# Source records
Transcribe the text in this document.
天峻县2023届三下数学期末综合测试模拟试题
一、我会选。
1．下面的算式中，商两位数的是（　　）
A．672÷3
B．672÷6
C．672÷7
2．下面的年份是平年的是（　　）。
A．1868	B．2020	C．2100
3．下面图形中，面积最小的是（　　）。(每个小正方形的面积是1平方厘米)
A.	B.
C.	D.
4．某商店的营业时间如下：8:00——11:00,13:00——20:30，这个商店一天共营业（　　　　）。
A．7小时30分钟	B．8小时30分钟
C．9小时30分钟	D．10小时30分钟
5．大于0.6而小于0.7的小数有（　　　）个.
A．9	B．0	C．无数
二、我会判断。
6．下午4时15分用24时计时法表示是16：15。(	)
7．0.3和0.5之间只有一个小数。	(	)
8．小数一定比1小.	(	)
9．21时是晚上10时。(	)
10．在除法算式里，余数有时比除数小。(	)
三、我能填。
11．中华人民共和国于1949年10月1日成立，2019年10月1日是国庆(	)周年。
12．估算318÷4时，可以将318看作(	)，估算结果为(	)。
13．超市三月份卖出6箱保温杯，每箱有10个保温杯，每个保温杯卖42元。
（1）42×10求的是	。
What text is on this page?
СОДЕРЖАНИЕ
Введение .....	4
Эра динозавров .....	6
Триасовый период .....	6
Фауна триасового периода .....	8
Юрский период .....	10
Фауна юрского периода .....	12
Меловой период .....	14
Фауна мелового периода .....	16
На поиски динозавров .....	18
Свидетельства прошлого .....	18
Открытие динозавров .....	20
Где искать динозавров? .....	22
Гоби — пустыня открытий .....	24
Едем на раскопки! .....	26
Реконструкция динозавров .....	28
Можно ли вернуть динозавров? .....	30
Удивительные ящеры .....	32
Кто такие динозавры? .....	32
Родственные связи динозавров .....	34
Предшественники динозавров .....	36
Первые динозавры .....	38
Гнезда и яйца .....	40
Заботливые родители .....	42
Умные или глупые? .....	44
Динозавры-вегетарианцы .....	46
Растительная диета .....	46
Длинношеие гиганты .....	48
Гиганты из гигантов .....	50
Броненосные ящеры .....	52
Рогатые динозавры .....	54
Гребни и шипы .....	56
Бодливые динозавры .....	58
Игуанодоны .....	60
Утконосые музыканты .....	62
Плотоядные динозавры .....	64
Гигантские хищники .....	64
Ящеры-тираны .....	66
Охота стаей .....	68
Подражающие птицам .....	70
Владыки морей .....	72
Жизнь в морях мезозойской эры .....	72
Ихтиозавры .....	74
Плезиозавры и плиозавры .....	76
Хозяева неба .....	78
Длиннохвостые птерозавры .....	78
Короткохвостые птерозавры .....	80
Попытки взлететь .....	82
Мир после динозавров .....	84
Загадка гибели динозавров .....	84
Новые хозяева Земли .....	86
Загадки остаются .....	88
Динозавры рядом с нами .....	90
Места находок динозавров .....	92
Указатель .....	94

# EXERCISE DIRECTIONS
Word for word, restate all of the data shown above.

# PROBLEM SOLUTION
Transcribe the text in this document.
天峻县2023届三下数学期末综合测试模拟试题
一、我会选。
1．下面的算式中，商两位数的是（　　）
A．672÷3
B．672÷6
C．672÷7
2．下面的年份是平年的是（　　）。
A．1868	B．2020	C．2100
3．下面图形中，面积最小的是（　　）。(每个小正方形的面积是1平方厘米)
A.	B.
C.	D.
4．某商店的营业时间如下：8:00——11:00,13:00——20:30，这个商店一天共营业（　　　　）。
A．7小时30分钟	B．8小时30分钟
C．9小时30分钟	D．10小时30分钟
5．大于0.6而小于0.7的小数有（　　　）个.
A．9	B．0	C．无数
二、我会判断。
6．下午4时15分用24时计时法表示是16：15。(	)
7．0.3和0.5之间只有一个小数。	(	)
8．小数一定比1小.	(	)
9．21时是晚上10时。(	)
10．在除法算式里，余数有时比除数小。(	)
三、我能填。
11．中华人民共和国于1949年10月1日成立，2019年10月1日是国庆(	)周年。
12．估算318÷4时，可以将318看作(	)，估算结果为(	)。
13．超市三月份卖出6箱保温杯，每箱有10个保温杯，每个保温杯卖42元。
（1）42×10求的是	。
What text is on this page?
СОДЕРЖАНИЕ
Введение .....	4
Эра динозавров .....	6
Триасовый период .....	6
Фауна триасового периода .....	8
Юрский период .....	10
Фауна юрского периода .....	12
Меловой период .....	14
Фауна мелового периода .....	16
На поиски динозавров .....	18
Свидетельства прошлого .....	18
Открытие динозавров .....	20
Где искать динозавров? .....	22
Гоби — пустыня открытий .....	24
Едем на раскопки! .....	26
Реконструкция динозавров .....	28
Можно ли вернуть динозавров? .....	30
Удивительные ящеры .....	32
Кто такие динозавры? .....	32
Родственные связи динозавров .....	34
Предшественники динозавров .....	36
Первые динозавры .....	38
Гнезда и яйца .....	40
Заботливые родители .....	42
Умные или глупые? .....	44
Динозавры-вегетарианцы .....	46
Растительная диета .....	46
Длинношеие гиганты .....	48
Гиганты из гигантов .....	50
Броненосные ящеры .....	52
Рогатые динозавры .....	54
Гребни и шипы .....	56
Бодливые динозавры .....	58
Игуанодоны .....	60
Утконосые музыканты .....	62
Плотоядные динозавры .....	64
Гигантские хищники .....	64
Ящеры-тираны .....	66
Охота стаей .....	68
Подражающие птицам .....	70
Владыки морей .....	72
Жизнь в морях мезозойской эры .....	72
Ихтиозавры .....	74
Плезиозавры и плиозавры .....	76
Хозяева неба .....	78
Длиннохвостые птерозавры .....	78
Короткохвостые птерозавры .....	80
Попытки взлететь .....	82
Мир после динозавров .....	84
Загадка гибели динозавров .....	84
Новые хозяева Земли .....	86
Загадки остаются .....	88
Динозавры рядом с нами .....	90
Места находок динозавров .....	92
Указатель .....	94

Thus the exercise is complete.